9Tout en reconnaissant avoir utilisé les termes « néoplatonicien » et « aristotélicien » pour définir des courants de pensée dont les sources, les textes et les doctrines diffèrent, S. Stroumsa spécifie que les « frontières » entre ces écoles restent floues. L’Organon d’Aristote et l’Isagoge de Porphyre firent partie de la formation des philosophes tout autant que l’étude de Plotin et Proclus, donnant lieu à des « philosophes hybrides ». Les juifs, en particulier, qui ne suivaient pas l’apprentissage scolastique imposé aux musulmans, recouraient volontiers aux diverses écoles philosophiques et leurs œuvres en témoignent. Dans La foi sublime, Abraham ibn Daud, bien qu’aristotélicien, révèle sa connaissance d’Ibn al-Sid al-Batalyawsi.

10Au xie s. déjà, et en particulier à la cour du sultan de la taifa de Saragosse, Aristote était considéré comme le « sceau » des philosophes de Grèce et les œuvres d’al-Farabi et d’Avicenne étaient connues en al-Andalus. Cependant, l’arrivée des Almoravides en 1086, puis celle des Almohades en 1147, donnèrent à la philosophie d’al-Andalus une dynamique nouvelle et une floraison exceptionnelle. Le Sévillan Malik ibn Wuhayb (1061-1130), l’un des premiers véritables aristotéliciens, occupait de hautes charges à la cour des Amoravides, mais il dut abandonner son enseignement et ses débats après avoir reçu des menaces de mort; il mourut d’ailleurs à Marrakech. Ibn Bajja de Saragosse se fit de nombreux ennemis et son Régime du solitaire influença Ibn Tufayl (1105-1185) et son roman allégorique Hayy ibn Yaqdhan – « Vivant fils du conscient » ou « Le philosophe autodidacte » –.

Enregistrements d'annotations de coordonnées
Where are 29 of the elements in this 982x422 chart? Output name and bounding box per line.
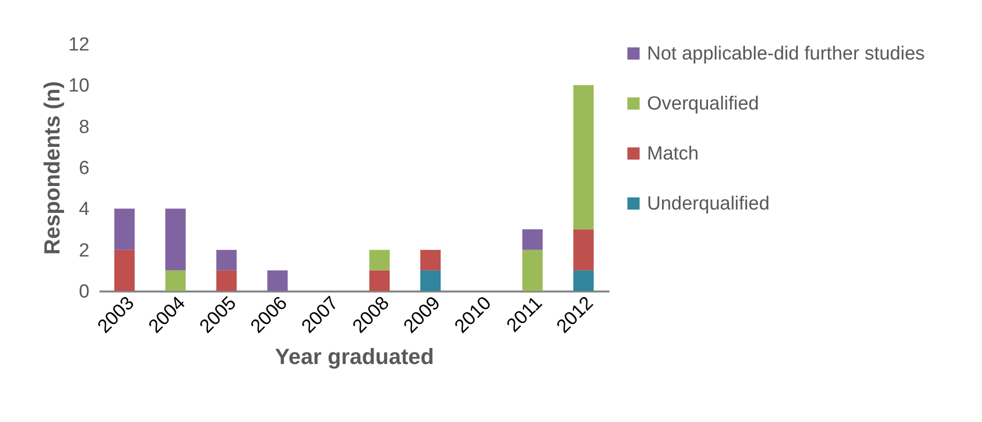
bar [369, 270, 390, 291]
legend-label: Underqualified [647, 194, 770, 214]
bar [267, 270, 288, 291]
y-tick-label: 10 [68, 76, 90, 97]
bar [420, 250, 441, 270]
y-tick-label: 2 [78, 240, 90, 262]
bar [216, 270, 237, 291]
legend-label: Match [647, 144, 699, 164]
bar [522, 229, 543, 250]
bar [522, 250, 543, 291]
bar [573, 270, 594, 291]
bar [216, 250, 237, 270]
bar [114, 208, 135, 250]
y-tick-label: 12 [68, 34, 90, 56]
legend-label: Not applicable-did further studies [647, 44, 925, 64]
bar [573, 85, 594, 230]
y-tick-label: 6 [78, 158, 90, 179]
y-axis-title: Respondents (n) [39, 81, 64, 255]
bar [114, 250, 135, 291]
bar [420, 270, 441, 291]
y-tick-label: 4 [78, 199, 90, 220]
legend-label: Overqualified [647, 94, 759, 114]
y-tick-label: 0 [78, 282, 90, 302]
bar [165, 208, 186, 270]
x-axis-title: Year graduated [275, 344, 434, 369]
bar [573, 229, 594, 270]
y-tick-label: 8 [78, 116, 90, 138]
bar [369, 250, 390, 270]
bar [165, 270, 186, 291]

_Énoncé 1_: Recopiez à l'identique les lignes du listing, depuis celle qui contient « bar [369, 270, 390, 291] » jusqu'à celle qui contient « bar [114, 208, 135, 250] », ces deux lignes comprises.
_Énoncé 2_: Prolongez le passage consacré à la philosophie en al-Andalus au-delà de sa dernière phrase.

_Réponse rédigée 1_:
bar [369, 270, 390, 291]
legend-label: Underqualified [647, 194, 770, 214]
bar [267, 270, 288, 291]
y-tick-label: 10 [68, 76, 90, 97]
bar [420, 250, 441, 270]
y-tick-label: 2 [78, 240, 90, 262]
bar [216, 270, 237, 291]
legend-label: Match [647, 144, 699, 164]
bar [522, 229, 543, 250]
bar [522, 250, 543, 291]
bar [573, 270, 594, 291]
bar [216, 250, 237, 270]
bar [114, 208, 135, 250]

_Réponse rédigée 2_:
11S. Stoumsa consacre à juste titre de longs paragraphes à l’éducation chez les Almohades – al-muwaḥḥidun « ceux qui proclament l’unité de Dieu » –. La théologie y était primordiale, renforcée par un système juridique propre qui refusait les écoles traditionnelles, ne reconnaissant comme sources que le Coran et les hadiths, et s’attachant aux principes et non à la jurisprudence. Afin de former une élite administrative très hiérarchisée – les talaba –, les Almohades suivirent les enseignements de leur fondateur, Ibn Tumart qui avait formulé un credo en deux versions, l’une pour les talaba et l’autre, simplifiée, pour la foule, que tous devaient apprendre et réciter. La formation débutait avec l’étude de la religion et pouvait embrasser la médecine, la logique, l’astronomie et l’astrologie, le tout sous la supervision d’un maître afin que les étapes fussent franchies progressivement. La philosophie ne faisait pas partie du cursus et S. Stroumsa montre que l’image de califes protecteurs du savoir et des philosophes fit partie de la propagande et de l’exaltation des Almohades, comme en témoigne l’Histoire de l’Espagne et des Almohades d’Abd al-Wahid Al-Marrakushi écrite vers 1234. Ibn Rushd de Cordoue – Averroès – (1126-1198) fut sans doute recruté par le calife Abu Ya’qub Yusûf en raison de ses talents et de ses écrits, mais son successeur, Abu Yusûf, l’exila à Lucena et fit confisquer et brûler ses livres ; Averroès mourut à Marrakech.

12L’intérêt que les Almohades portaient à la théologie, à l’astrologie et aux sciences en général laissa aux philosophes de l’espace, même si cela pouvait changer en fonction des aléas politiques et militaires. Et si Averroès fut un des hauts administrateurs du califat, il n’en critiqua pas moins le régime almohade. Ce dernier néanmoins n’influença pas seulement les philosophes musulmans, mais également les juifs, et S. Stroumsa montre la profondeur de cette formation intellectuelle chez Moshe ben Maimon – Maïmonide – (1138-1204) alors même que le médecin et philosophe de Cordoue dut quitter al-Andalus avant ses trente ans. La condescendance envers les non-initiés, ou la non-représentation de Dieu attestent cette influence bien que, pour lui, l’état suprême de l’homme ne puisse être atteint que par la philosophie et non par la théologie.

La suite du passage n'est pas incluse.